**Task requirements**
Select all lines in the records that include "ConnectorSource".

[Dataset items]
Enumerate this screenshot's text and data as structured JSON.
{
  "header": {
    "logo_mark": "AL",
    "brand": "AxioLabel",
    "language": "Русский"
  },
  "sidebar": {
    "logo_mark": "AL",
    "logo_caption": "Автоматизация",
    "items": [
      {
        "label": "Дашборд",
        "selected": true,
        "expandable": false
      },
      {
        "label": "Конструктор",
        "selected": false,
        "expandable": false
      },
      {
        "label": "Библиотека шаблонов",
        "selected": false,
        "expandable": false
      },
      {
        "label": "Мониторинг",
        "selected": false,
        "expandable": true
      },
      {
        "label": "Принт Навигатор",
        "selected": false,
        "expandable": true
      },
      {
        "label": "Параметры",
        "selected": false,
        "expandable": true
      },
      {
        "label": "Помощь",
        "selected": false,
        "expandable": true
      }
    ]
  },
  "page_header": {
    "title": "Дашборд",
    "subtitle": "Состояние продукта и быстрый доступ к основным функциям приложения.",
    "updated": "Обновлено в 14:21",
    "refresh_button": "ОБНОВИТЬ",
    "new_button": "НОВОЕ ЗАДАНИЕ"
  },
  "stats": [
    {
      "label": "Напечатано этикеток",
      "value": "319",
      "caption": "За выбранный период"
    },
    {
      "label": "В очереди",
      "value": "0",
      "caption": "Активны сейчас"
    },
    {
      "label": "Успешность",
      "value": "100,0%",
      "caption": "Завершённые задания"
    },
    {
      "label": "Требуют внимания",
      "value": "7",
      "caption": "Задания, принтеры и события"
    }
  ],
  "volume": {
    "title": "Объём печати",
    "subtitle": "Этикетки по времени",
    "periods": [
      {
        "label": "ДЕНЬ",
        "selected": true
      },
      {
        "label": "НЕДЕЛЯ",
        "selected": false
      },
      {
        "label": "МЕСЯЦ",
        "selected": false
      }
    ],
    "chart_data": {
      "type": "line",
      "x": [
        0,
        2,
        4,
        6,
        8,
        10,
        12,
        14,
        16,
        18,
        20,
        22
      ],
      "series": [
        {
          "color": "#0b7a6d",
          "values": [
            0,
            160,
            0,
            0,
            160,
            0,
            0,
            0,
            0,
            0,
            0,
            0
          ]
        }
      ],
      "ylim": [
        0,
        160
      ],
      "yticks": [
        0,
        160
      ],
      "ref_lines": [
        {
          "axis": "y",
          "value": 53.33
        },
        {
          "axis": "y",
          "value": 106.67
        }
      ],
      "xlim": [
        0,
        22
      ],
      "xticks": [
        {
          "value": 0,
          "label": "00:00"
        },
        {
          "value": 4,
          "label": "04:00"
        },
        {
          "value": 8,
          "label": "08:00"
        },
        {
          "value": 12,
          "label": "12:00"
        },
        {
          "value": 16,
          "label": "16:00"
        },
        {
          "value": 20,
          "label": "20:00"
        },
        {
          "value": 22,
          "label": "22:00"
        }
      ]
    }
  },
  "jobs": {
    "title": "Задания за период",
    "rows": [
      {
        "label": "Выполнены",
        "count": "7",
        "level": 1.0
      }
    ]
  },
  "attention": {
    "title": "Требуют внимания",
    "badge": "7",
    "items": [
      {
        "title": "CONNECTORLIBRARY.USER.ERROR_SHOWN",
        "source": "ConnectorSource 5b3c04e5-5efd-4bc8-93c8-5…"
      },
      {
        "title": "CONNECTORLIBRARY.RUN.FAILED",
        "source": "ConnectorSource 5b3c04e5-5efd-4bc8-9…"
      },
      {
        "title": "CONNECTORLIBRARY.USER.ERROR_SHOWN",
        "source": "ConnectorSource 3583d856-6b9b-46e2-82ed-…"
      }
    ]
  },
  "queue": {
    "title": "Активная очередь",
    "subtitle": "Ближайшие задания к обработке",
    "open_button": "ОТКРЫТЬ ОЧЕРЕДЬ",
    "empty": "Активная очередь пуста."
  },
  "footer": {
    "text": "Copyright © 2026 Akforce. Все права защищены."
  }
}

**Final result**
        "source": "ConnectorSource 5b3c04e5-5efd-4bc8-93c8-5…"
        "source": "ConnectorSource 5b3c04e5-5efd-4bc8-9…"
        "source": "ConnectorSource 3583d856-6b9b-46e2-82ed-…"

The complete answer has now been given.